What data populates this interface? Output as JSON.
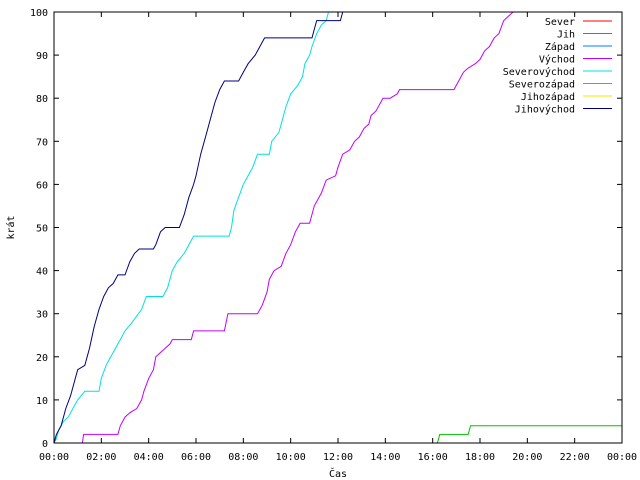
{
  "chart_data": {
    "type": "line",
    "title": "",
    "xlabel": "Čas",
    "ylabel": "krát",
    "xlim": [
      0,
      24
    ],
    "ylim": [
      0,
      100
    ],
    "x_ticks": [
      "00:00",
      "02:00",
      "04:00",
      "06:00",
      "08:00",
      "10:00",
      "12:00",
      "14:00",
      "16:00",
      "18:00",
      "20:00",
      "22:00",
      "00:00"
    ],
    "y_ticks": [
      0,
      10,
      20,
      30,
      40,
      50,
      60,
      70,
      80,
      90,
      100
    ],
    "legend_position": "top-right",
    "grid": false,
    "series": [
      {
        "name": "Sever",
        "color": "#ff0000",
        "points": []
      },
      {
        "name": "Jih",
        "color": "#00c000",
        "points": [
          [
            0,
            0
          ],
          [
            16.2,
            0
          ],
          [
            16.3,
            2
          ],
          [
            17.5,
            2
          ],
          [
            17.6,
            4
          ],
          [
            24,
            4
          ]
        ]
      },
      {
        "name": "Západ",
        "color": "#0080ff",
        "points": []
      },
      {
        "name": "Východ",
        "color": "#c000ff",
        "points": [
          [
            0,
            0
          ],
          [
            1.2,
            0
          ],
          [
            1.25,
            2
          ],
          [
            2.7,
            2
          ],
          [
            2.8,
            4
          ],
          [
            3,
            6
          ],
          [
            3.2,
            7
          ],
          [
            3.5,
            8
          ],
          [
            3.7,
            10
          ],
          [
            3.8,
            12
          ],
          [
            4,
            15
          ],
          [
            4.2,
            17
          ],
          [
            4.3,
            20
          ],
          [
            4.5,
            21
          ],
          [
            4.7,
            22
          ],
          [
            4.9,
            23
          ],
          [
            5,
            24
          ],
          [
            5.8,
            24
          ],
          [
            5.9,
            26
          ],
          [
            7.2,
            26
          ],
          [
            7.35,
            30
          ],
          [
            8.6,
            30
          ],
          [
            8.8,
            32
          ],
          [
            9,
            35
          ],
          [
            9.1,
            38
          ],
          [
            9.3,
            40
          ],
          [
            9.6,
            41
          ],
          [
            9.8,
            44
          ],
          [
            10.0,
            46
          ],
          [
            10.2,
            49
          ],
          [
            10.4,
            51
          ],
          [
            10.8,
            51
          ],
          [
            11,
            55
          ],
          [
            11.3,
            58
          ],
          [
            11.5,
            61
          ],
          [
            11.9,
            62
          ],
          [
            12.0,
            64
          ],
          [
            12.2,
            67
          ],
          [
            12.5,
            68
          ],
          [
            12.7,
            70
          ],
          [
            12.9,
            71
          ],
          [
            13.1,
            73
          ],
          [
            13.3,
            74
          ],
          [
            13.4,
            76
          ],
          [
            13.6,
            77
          ],
          [
            13.9,
            80
          ],
          [
            14.2,
            80
          ],
          [
            14.5,
            81
          ],
          [
            14.6,
            82
          ],
          [
            16.9,
            82
          ],
          [
            17.1,
            84
          ],
          [
            17.3,
            86
          ],
          [
            17.5,
            87
          ],
          [
            17.8,
            88
          ],
          [
            18.0,
            89
          ],
          [
            18.2,
            91
          ],
          [
            18.4,
            92
          ],
          [
            18.6,
            94
          ],
          [
            18.8,
            95
          ],
          [
            19,
            98
          ],
          [
            19.2,
            99
          ],
          [
            19.4,
            100
          ]
        ]
      },
      {
        "name": "Severovýchod",
        "color": "#00e0e0",
        "points": [
          [
            0,
            0
          ],
          [
            0.1,
            1
          ],
          [
            0.2,
            3
          ],
          [
            0.4,
            5
          ],
          [
            0.6,
            6
          ],
          [
            0.8,
            8
          ],
          [
            1,
            10
          ],
          [
            1.3,
            12
          ],
          [
            1.9,
            12
          ],
          [
            2,
            15
          ],
          [
            2.2,
            18
          ],
          [
            2.4,
            20
          ],
          [
            2.6,
            22
          ],
          [
            2.8,
            24
          ],
          [
            3,
            26
          ],
          [
            3.3,
            28
          ],
          [
            3.7,
            31
          ],
          [
            3.9,
            34
          ],
          [
            4.6,
            34
          ],
          [
            4.8,
            36
          ],
          [
            5.0,
            40
          ],
          [
            5.2,
            42
          ],
          [
            5.5,
            44
          ],
          [
            5.7,
            46
          ],
          [
            5.9,
            48
          ],
          [
            7.4,
            48
          ],
          [
            7.5,
            50
          ],
          [
            7.6,
            54
          ],
          [
            7.8,
            57
          ],
          [
            8.0,
            60
          ],
          [
            8.2,
            62
          ],
          [
            8.4,
            64
          ],
          [
            8.6,
            67
          ],
          [
            9.1,
            67
          ],
          [
            9.2,
            70
          ],
          [
            9.5,
            72
          ],
          [
            9.6,
            74
          ],
          [
            9.8,
            78
          ],
          [
            10.0,
            81
          ],
          [
            10.3,
            83
          ],
          [
            10.5,
            85
          ],
          [
            10.6,
            88
          ],
          [
            10.8,
            90
          ],
          [
            10.9,
            92
          ],
          [
            11.1,
            95
          ],
          [
            11.3,
            97
          ],
          [
            11.5,
            98
          ],
          [
            11.6,
            100
          ]
        ]
      },
      {
        "name": "Severozápad",
        "color": "#c08040",
        "points": []
      },
      {
        "name": "Jihozápad",
        "color": "#ffe000",
        "points": []
      },
      {
        "name": "Jihovýchod",
        "color": "#000080",
        "points": [
          [
            0,
            0
          ],
          [
            0.1,
            2
          ],
          [
            0.3,
            4
          ],
          [
            0.5,
            8
          ],
          [
            0.7,
            11
          ],
          [
            0.9,
            15
          ],
          [
            1,
            17
          ],
          [
            1.3,
            18
          ],
          [
            1.5,
            22
          ],
          [
            1.7,
            27
          ],
          [
            1.9,
            31
          ],
          [
            2.1,
            34
          ],
          [
            2.3,
            36
          ],
          [
            2.5,
            37
          ],
          [
            2.7,
            39
          ],
          [
            3.0,
            39
          ],
          [
            3.2,
            42
          ],
          [
            3.4,
            44
          ],
          [
            3.6,
            45
          ],
          [
            4.2,
            45
          ],
          [
            4.3,
            46
          ],
          [
            4.5,
            49
          ],
          [
            4.7,
            50
          ],
          [
            5.3,
            50
          ],
          [
            5.5,
            53
          ],
          [
            5.7,
            57
          ],
          [
            5.9,
            60
          ],
          [
            6.0,
            62
          ],
          [
            6.2,
            67
          ],
          [
            6.4,
            71
          ],
          [
            6.6,
            75
          ],
          [
            6.8,
            79
          ],
          [
            7.0,
            82
          ],
          [
            7.2,
            84
          ],
          [
            7.8,
            84
          ],
          [
            8.0,
            86
          ],
          [
            8.2,
            88
          ],
          [
            8.5,
            90
          ],
          [
            8.7,
            92
          ],
          [
            8.9,
            94
          ],
          [
            10.9,
            94
          ],
          [
            11.0,
            96
          ],
          [
            11.1,
            98
          ],
          [
            12.1,
            98
          ],
          [
            12.2,
            100
          ]
        ]
      }
    ]
  }
}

......

--- Goal ---
Copy out each line that contains the word "name".

--- The solution ---
        "name": "Sever",
        "name": "Jih",
        "name": "Západ",
        "name": "Východ",
        "name": "Severovýchod",
        "name": "Severozápad",
        "name": "Jihozápad",
        "name": "Jihovýchod",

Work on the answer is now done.